Give the number of lines in the records below that include "ناعمة". Reply with that number alone.

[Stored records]
********
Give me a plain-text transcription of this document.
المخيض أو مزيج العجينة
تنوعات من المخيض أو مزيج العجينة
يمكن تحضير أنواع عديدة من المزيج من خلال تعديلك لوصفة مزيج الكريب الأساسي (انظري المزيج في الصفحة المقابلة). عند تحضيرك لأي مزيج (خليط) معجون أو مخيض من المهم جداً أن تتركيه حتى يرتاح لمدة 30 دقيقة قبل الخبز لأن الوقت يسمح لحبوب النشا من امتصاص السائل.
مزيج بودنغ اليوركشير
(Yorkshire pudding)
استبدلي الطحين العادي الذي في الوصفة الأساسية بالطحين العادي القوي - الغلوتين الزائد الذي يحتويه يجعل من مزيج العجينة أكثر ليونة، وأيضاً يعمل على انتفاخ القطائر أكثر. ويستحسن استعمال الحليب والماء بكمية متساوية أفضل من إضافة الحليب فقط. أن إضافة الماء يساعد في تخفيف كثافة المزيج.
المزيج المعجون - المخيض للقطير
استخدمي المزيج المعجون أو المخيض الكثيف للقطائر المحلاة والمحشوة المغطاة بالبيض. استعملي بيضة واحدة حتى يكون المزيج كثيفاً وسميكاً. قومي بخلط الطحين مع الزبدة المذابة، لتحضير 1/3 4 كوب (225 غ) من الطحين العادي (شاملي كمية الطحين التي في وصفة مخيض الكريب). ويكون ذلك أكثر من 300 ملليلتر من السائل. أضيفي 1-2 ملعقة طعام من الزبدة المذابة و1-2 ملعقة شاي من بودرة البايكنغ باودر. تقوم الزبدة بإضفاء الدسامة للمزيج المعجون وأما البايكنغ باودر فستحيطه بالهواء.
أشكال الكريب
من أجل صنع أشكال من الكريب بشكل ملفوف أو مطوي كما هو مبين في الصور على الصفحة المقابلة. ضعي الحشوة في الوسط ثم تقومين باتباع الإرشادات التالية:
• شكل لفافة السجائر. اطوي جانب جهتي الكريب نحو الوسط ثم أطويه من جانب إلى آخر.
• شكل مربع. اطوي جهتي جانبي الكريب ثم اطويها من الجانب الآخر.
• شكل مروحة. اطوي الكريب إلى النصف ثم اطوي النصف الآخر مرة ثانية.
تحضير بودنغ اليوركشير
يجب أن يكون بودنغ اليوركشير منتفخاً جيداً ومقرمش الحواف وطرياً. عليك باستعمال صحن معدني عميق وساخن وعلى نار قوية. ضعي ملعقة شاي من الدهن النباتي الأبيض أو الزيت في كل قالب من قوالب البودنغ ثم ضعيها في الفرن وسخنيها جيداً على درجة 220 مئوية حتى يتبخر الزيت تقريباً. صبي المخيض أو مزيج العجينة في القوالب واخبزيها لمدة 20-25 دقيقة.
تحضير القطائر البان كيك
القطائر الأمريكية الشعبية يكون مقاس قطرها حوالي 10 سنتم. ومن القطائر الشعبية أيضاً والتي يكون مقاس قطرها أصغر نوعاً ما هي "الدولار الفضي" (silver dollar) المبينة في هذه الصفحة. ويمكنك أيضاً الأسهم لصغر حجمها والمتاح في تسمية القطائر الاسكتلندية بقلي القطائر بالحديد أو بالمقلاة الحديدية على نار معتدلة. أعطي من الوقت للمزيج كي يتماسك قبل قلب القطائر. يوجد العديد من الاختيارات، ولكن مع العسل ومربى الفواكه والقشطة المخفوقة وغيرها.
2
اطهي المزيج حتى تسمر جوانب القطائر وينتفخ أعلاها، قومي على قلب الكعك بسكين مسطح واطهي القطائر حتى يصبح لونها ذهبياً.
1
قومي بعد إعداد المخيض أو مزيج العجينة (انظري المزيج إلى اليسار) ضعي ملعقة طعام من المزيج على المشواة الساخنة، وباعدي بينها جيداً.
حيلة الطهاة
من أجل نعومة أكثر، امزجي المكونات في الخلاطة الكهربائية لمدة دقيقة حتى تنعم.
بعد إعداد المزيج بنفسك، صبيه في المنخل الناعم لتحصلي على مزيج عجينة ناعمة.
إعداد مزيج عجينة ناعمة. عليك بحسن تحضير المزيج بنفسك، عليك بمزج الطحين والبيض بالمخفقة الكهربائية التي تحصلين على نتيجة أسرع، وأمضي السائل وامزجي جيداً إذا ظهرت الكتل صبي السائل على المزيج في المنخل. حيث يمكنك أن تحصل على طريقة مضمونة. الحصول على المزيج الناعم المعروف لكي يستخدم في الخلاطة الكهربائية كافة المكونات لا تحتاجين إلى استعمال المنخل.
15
********
** Exercise response **
2